▶ Exercise: Lines from the one containing "What's the underlying" through the end of the data are to be returned exactly, and no others.

▶ Data provided:
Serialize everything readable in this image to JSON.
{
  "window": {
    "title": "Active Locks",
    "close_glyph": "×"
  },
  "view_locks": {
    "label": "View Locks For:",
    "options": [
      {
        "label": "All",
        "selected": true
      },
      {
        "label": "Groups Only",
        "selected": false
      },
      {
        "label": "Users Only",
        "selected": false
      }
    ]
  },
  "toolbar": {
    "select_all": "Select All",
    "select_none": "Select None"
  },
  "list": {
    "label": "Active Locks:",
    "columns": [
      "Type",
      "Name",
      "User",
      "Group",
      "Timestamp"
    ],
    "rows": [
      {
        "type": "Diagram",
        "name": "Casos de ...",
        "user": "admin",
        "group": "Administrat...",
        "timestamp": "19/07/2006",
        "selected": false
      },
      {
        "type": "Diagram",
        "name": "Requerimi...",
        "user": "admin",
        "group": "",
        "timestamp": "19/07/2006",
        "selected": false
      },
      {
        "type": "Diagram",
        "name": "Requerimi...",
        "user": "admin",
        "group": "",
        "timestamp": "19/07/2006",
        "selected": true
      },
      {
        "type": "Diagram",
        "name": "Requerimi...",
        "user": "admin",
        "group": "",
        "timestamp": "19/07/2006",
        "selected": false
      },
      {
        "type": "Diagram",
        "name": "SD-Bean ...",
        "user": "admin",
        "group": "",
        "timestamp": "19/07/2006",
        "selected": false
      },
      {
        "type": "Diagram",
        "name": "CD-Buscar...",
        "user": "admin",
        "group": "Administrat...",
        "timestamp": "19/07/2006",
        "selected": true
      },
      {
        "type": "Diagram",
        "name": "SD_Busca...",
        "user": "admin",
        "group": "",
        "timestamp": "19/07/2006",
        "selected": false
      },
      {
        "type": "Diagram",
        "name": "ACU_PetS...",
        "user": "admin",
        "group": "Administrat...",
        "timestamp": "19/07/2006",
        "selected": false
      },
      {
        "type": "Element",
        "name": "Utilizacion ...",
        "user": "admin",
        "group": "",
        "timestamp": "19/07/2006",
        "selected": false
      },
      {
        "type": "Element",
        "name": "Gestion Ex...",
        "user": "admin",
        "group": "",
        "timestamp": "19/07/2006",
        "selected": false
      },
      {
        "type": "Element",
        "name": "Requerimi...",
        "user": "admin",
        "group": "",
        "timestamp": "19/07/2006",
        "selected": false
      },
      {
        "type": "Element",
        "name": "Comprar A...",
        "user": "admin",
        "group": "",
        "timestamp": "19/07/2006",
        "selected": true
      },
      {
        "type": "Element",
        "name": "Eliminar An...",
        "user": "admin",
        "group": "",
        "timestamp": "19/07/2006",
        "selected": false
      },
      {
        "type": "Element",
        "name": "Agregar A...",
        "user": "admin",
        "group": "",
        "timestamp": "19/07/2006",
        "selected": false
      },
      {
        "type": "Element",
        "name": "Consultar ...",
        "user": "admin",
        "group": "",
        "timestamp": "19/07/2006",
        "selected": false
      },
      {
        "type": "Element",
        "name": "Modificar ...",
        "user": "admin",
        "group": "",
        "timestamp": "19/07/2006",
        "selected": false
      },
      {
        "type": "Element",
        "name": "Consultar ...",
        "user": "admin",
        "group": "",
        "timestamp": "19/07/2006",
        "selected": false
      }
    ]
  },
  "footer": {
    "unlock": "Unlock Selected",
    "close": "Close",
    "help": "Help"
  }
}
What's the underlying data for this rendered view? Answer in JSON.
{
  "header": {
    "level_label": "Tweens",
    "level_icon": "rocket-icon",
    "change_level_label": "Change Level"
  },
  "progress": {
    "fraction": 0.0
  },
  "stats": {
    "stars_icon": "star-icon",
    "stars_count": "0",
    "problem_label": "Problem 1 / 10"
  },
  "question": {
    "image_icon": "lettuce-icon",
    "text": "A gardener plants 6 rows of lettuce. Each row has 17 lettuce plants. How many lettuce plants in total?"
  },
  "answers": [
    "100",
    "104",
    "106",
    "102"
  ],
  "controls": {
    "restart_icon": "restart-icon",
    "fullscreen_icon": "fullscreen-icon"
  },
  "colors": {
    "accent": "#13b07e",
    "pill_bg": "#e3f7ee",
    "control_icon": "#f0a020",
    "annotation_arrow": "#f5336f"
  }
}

▶ Full response:
What's the underlying data for this rendered view? Answer in JSON.
{
  "header": {
    "level_label": "Tweens",
    "level_icon": "rocket-icon",
    "change_level_label": "Change Level"
  },
  "progress": {
    "fraction": 0.0
  },
  "stats": {
    "stars_icon": "star-icon",
    "stars_count": "0",
    "problem_label": "Problem 1 / 10"
  },
  "question": {
    "image_icon": "lettuce-icon",
    "text": "A gardener plants 6 rows of lettuce. Each row has 17 lettuce plants. How many lettuce plants in total?"
  },
  "answers": [
    "100",
    "104",
    "106",
    "102"
  ],
  "controls": {
    "restart_icon": "restart-icon",
    "fullscreen_icon": "fullscreen-icon"
  },
  "colors": {
    "accent": "#13b07e",
    "pill_bg": "#e3f7ee",
    "control_icon": "#f0a020",
    "annotation_arrow": "#f5336f"
  }
}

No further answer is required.